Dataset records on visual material
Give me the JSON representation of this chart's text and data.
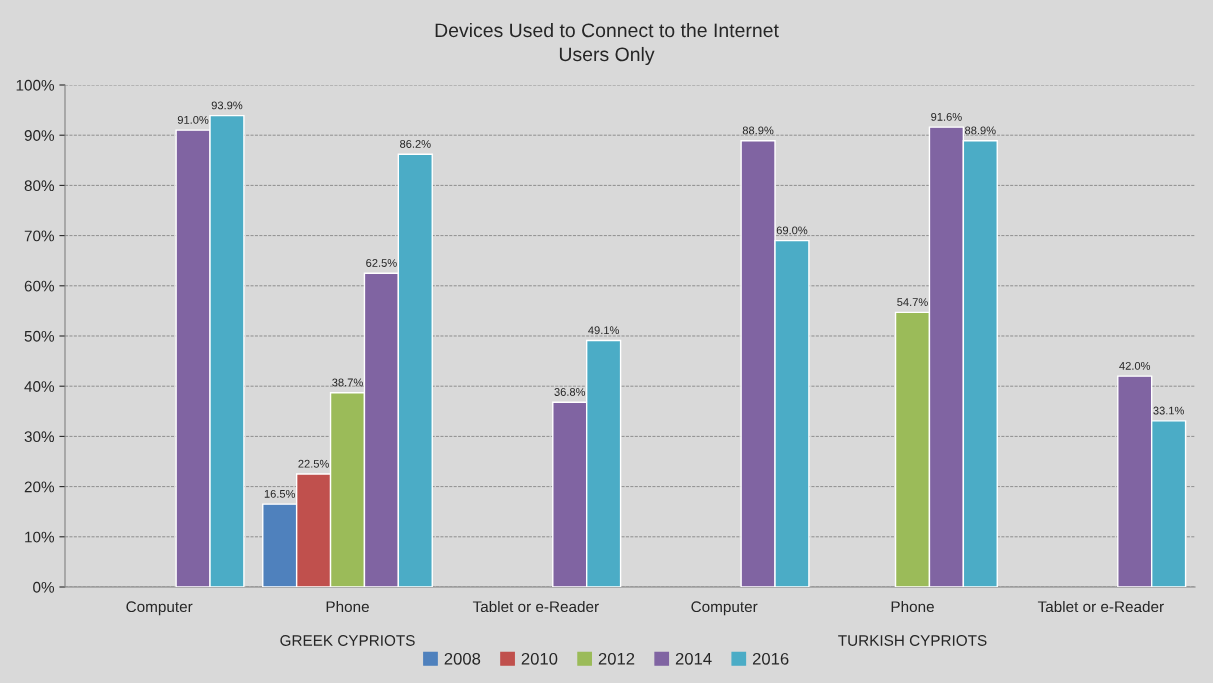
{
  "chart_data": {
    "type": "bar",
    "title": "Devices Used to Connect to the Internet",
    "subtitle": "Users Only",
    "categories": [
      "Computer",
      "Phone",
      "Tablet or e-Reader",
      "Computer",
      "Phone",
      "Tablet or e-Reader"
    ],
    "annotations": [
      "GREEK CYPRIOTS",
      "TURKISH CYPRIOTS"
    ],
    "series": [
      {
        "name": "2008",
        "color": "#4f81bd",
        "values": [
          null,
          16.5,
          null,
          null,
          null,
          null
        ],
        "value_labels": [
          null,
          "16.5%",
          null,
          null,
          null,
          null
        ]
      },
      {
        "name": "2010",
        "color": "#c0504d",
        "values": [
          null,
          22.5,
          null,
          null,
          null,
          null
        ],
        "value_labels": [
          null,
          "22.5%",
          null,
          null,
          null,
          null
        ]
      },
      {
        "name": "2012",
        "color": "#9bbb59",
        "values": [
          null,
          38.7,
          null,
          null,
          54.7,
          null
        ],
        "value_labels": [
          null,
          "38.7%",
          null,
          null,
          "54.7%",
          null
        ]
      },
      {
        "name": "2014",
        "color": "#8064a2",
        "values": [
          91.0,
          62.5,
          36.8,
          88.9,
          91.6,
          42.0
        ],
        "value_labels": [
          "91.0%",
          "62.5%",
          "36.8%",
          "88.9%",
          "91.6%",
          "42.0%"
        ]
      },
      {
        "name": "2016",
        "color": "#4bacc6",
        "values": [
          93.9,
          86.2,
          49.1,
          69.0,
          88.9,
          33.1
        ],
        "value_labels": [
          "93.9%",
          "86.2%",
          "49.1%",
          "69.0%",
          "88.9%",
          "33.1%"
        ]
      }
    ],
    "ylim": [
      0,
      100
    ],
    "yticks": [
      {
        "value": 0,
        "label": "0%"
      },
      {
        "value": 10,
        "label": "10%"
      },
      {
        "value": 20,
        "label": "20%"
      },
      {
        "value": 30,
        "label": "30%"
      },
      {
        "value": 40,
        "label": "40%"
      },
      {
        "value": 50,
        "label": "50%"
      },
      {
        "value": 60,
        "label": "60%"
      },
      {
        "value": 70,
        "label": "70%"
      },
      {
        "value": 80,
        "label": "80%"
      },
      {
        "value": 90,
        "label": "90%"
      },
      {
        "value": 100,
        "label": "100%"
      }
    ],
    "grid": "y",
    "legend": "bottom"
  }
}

What the exercise asks = Please write out all the data again word for word, but not the pictures.

Completed task =
Give me the JSON representation of this chart's text and data.
{
  "chart_data": {
    "type": "bar",
    "title": "Devices Used to Connect to the Internet",
    "subtitle": "Users Only",
    "categories": [
      "Computer",
      "Phone",
      "Tablet or e-Reader",
      "Computer",
      "Phone",
      "Tablet or e-Reader"
    ],
    "annotations": [
      "GREEK CYPRIOTS",
      "TURKISH CYPRIOTS"
    ],
    "series": [
      {
        "name": "2008",
        "color": "#4f81bd",
        "values": [
          null,
          16.5,
          null,
          null,
          null,
          null
        ],
        "value_labels": [
          null,
          "16.5%",
          null,
          null,
          null,
          null
        ]
      },
      {
        "name": "2010",
        "color": "#c0504d",
        "values": [
          null,
          22.5,
          null,
          null,
          null,
          null
        ],
        "value_labels": [
          null,
          "22.5%",
          null,
          null,
          null,
          null
        ]
      },
      {
        "name": "2012",
        "color": "#9bbb59",
        "values": [
          null,
          38.7,
          null,
          null,
          54.7,
          null
        ],
        "value_labels": [
          null,
          "38.7%",
          null,
          null,
          "54.7%",
          null
        ]
      },
      {
        "name": "2014",
        "color": "#8064a2",
        "values": [
          91.0,
          62.5,
          36.8,
          88.9,
          91.6,
          42.0
        ],
        "value_labels": [
          "91.0%",
          "62.5%",
          "36.8%",
          "88.9%",
          "91.6%",
          "42.0%"
        ]
      },
      {
        "name": "2016",
        "color": "#4bacc6",
        "values": [
          93.9,
          86.2,
          49.1,
          69.0,
          88.9,
          33.1
        ],
        "value_labels": [
          "93.9%",
          "86.2%",
          "49.1%",
          "69.0%",
          "88.9%",
          "33.1%"
        ]
      }
    ],
    "ylim": [
      0,
      100
    ],
    "yticks": [
      {
        "value": 0,
        "label": "0%"
      },
      {
        "value": 10,
        "label": "10%"
      },
      {
        "value": 20,
        "label": "20%"
      },
      {
        "value": 30,
        "label": "30%"
      },
      {
        "value": 40,
        "label": "40%"
      },
      {
        "value": 50,
        "label": "50%"
      },
      {
        "value": 60,
        "label": "60%"
      },
      {
        "value": 70,
        "label": "70%"
      },
      {
        "value": 80,
        "label": "80%"
      },
      {
        "value": 90,
        "label": "90%"
      },
      {
        "value": 100,
        "label": "100%"
      }
    ],
    "grid": "y",
    "legend": "bottom"
  }
}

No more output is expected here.